▶ [Goal of the exercise]: Among the entries that follow, tally the lines with the string "общей". Give no more than the number.

++++ Items

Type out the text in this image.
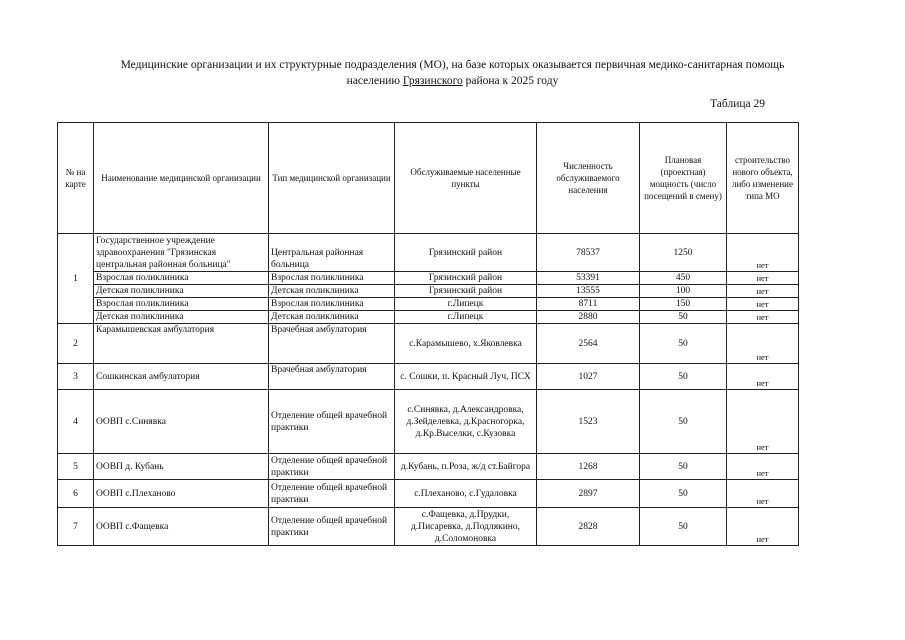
Медицинские организации и их структурные подразделения (МО), на базе которых оказывается первичная медико-санитарная помощь
населению Грязинского района к 2025 году
Таблица 29
№ на карте	Наименование медицинской организации	Тип медицинской организации	Обслуживаемые населенные пункты	Численность обслуживаемого населения	Плановая (проектная) мощность (число посещений в смену)	строительство нового объекта, либо изменение типа МО
1	Государственное учреждение здравоохранения "Грязинская центральная районная больница"	Центральная районная больница	Грязинский район	78537	1250	нет
	Взрослая поликлиника	Взрослая поликлиника	Грязинский район	53391	450	нет
	Детская поликлиника	Детская поликлиника	Грязинский район	13555	100	нет
	Взрослая поликлиника	Взрослая поликлиника	г.Липецк	8711	150	нет
	Детская поликлиника	Детская поликлиника	г.Липецк	2880	50	нет
2	Карамышевская амбулатория	Врачебная амбулатория	с.Карамышево, х.Яковлевка	2564	50	нет
3	Сошкинская амбулатория	Врачебная амбулатория	с. Сошки, п. Красный Луч, ПСХ	1027	50	нет
4	ООВП с.Синявка	Отделение общей врачебной практики	с.Синявка, д.Александровка, д.Зейделевка, д.Красногорка, д.Кр.Выселки, с.Кузовка	1523	50	нет
5	ООВП д. Кубань	Отделение общей врачебной практики	д.Кубань, п.Роза, ж/д ст.Байгора	1268	50	нет
6	ООВП с.Плеханово	Отделение общей врачебной практики	с.Плеханово, с.Гудаловка	2897	50	нет
7	ООВП с.Фащевка	Отделение общей врачебной практики	с.Фащевка, д.Прудки, д.Писаревка, д.Подлякино, д.Соломоновка	2828	50	нет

++++++++

▶ [Written solution]: 4